State how many lines in the entries below contain "诚信贞廉". Write nothing but the number.

— BEGIN INFORMATION SHOWN —

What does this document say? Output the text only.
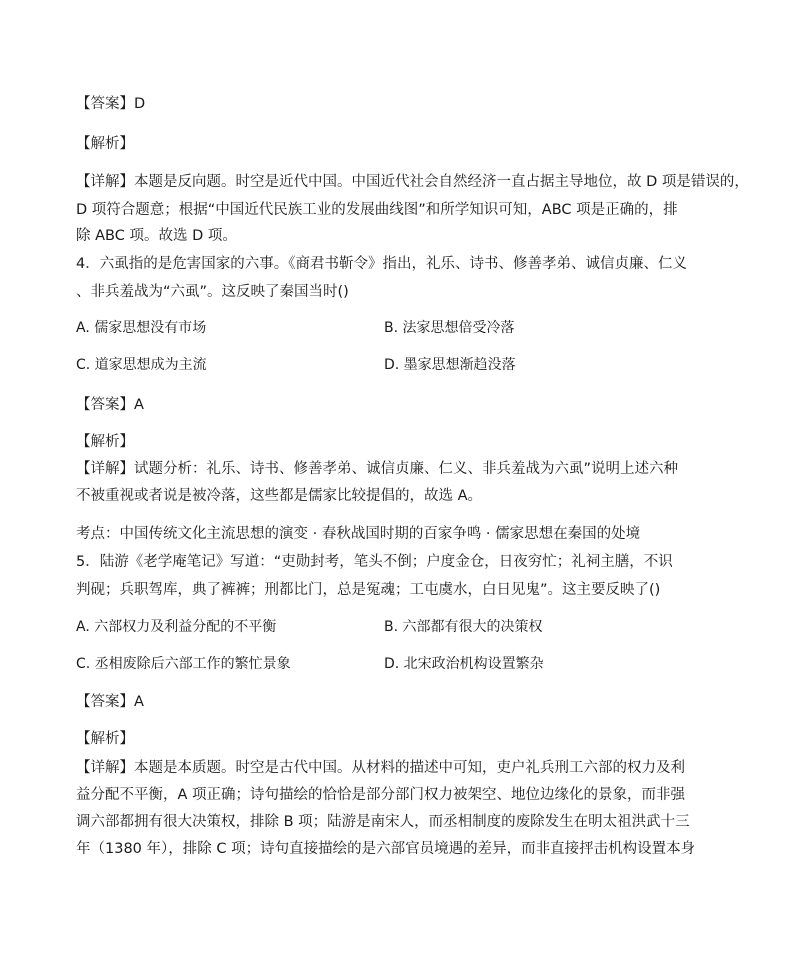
【答案】D
【解析】
【详解】本题是反向题。时空是近代中国。中国近代社会自然经济一直占据主导地位，故 D 项是错误的，
D 项符合题意；根据“中国近代民族工业的发展曲线图”和所学知识可知，ABC 项是正确的，排
除 ABC 项。故选 D 项。
4．六虱指的是危害国家的六事。《商君书靳令》指出，礼乐、诗书、修善孝弟、诚信贞廉、仁义
、非兵羞战为“六虱”。这反映了秦国当时()
A. 儒家思想没有市场	B. 法家思想倍受冷落
C. 道家思想成为主流	D. 墨家思想渐趋没落
【答案】A
【解析】
【详解】试题分析：礼乐、诗书、修善孝弟、诚信贞廉、仁义、非兵羞战为六虱”说明上述六种
不被重视或者说是被冷落，这些都是儒家比较提倡的，故选 A。
考点：中国传统文化主流思想的演变 · 春秋战国时期的百家争鸣 · 儒家思想在秦国的处境
5．陆游《老学庵笔记》写道：“吏勋封考，笔头不倒；户度金仓，日夜穷忙；礼祠主膳，不识
判砚；兵职驾库，典了裤裤；刑都比门，总是冤魂；工屯虞水，白日见鬼”。这主要反映了()
A. 六部权力及利益分配的不平衡	B. 六部都有很大的决策权
C. 丞相废除后六部工作的繁忙景象	D. 北宋政治机构设置繁杂
【答案】A
【解析】
【详解】本题是本质题。时空是古代中国。从材料的描述中可知，吏户礼兵刑工六部的权力及利
益分配不平衡，A 项正确；诗句描绘的恰恰是部分部门权力被架空、地位边缘化的景象，而非强
调六部都拥有很大决策权，排除 B 项；陆游是南宋人，而丞相制度的废除发生在明太祖洪武十三
年（1380 年），排除 C 项；诗句直接描绘的是六部官员境遇的差异，而非直接抨击机构设置本身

— END INFORMATION SHOWN —

▶ FINAL ANSWER
2